Search the records for the word "machinery" and pick out every line that has it.

STORED ROWS:
═══
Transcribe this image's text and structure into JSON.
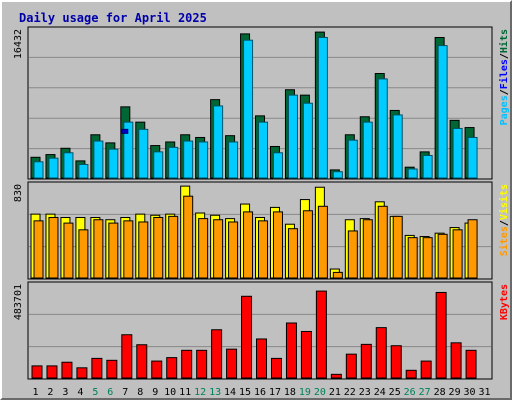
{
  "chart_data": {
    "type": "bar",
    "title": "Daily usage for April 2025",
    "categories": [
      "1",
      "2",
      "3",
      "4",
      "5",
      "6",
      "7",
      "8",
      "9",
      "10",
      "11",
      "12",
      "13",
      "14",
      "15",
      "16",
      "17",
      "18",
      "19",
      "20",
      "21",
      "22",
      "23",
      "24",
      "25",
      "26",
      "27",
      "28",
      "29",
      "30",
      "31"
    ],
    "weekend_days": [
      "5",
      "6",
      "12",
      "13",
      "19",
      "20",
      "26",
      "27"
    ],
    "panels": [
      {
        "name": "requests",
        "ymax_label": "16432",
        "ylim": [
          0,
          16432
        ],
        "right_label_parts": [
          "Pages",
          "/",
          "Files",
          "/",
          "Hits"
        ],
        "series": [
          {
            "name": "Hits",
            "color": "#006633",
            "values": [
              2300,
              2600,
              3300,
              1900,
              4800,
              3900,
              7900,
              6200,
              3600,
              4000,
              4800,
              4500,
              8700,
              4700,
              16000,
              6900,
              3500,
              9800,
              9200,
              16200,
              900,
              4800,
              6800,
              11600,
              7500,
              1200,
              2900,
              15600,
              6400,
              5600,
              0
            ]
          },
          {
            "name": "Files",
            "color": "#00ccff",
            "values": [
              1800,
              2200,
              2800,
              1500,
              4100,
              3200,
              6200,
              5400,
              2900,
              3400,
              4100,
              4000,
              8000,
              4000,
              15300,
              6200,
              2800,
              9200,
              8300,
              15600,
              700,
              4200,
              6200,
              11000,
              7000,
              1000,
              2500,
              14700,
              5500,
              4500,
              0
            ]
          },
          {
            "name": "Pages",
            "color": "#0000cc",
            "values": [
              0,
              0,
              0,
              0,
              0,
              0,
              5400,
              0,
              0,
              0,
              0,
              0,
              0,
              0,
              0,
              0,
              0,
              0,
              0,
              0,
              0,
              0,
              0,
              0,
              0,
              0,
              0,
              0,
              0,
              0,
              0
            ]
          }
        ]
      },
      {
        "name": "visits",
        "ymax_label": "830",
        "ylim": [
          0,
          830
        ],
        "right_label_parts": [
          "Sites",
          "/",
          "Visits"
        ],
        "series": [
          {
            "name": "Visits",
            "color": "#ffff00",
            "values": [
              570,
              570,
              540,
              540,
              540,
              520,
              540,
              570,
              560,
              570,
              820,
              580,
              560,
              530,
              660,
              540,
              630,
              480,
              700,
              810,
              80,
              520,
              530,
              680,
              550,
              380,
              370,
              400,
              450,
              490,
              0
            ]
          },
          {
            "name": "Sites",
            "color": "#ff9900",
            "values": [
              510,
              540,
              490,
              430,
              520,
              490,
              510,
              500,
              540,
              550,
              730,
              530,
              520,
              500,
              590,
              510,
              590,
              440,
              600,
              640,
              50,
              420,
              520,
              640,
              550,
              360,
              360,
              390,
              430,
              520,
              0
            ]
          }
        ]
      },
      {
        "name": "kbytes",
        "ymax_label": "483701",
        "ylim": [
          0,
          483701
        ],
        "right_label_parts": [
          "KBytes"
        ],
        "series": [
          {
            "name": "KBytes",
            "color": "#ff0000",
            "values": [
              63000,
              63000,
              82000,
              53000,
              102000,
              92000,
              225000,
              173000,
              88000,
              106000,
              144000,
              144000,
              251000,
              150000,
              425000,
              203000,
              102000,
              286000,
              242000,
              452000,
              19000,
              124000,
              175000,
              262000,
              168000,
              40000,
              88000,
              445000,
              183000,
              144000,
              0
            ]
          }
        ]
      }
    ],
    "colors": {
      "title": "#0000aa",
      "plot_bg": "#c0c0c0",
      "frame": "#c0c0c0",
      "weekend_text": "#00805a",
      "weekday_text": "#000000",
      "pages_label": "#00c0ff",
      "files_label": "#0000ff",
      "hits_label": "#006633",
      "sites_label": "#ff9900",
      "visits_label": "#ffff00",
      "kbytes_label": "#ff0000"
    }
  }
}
═══
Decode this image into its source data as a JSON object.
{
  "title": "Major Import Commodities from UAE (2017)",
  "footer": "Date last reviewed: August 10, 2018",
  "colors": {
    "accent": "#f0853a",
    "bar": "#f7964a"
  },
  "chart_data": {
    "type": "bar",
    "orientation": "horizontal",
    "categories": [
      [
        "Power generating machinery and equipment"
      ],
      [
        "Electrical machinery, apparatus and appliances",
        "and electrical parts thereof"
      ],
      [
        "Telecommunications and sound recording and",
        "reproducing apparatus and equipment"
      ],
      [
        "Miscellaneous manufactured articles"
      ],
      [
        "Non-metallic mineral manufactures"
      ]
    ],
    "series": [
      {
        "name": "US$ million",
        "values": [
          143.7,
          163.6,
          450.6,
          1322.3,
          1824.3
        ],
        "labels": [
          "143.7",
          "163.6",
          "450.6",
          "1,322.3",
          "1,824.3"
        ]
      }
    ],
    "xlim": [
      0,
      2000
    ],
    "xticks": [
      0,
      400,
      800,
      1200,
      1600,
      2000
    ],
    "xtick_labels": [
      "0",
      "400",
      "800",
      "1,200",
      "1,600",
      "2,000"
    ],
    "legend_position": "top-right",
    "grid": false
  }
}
═══
EXERCISE OUTPUT:
        "Power generating machinery and equipment"
        "Electrical machinery, apparatus and appliances",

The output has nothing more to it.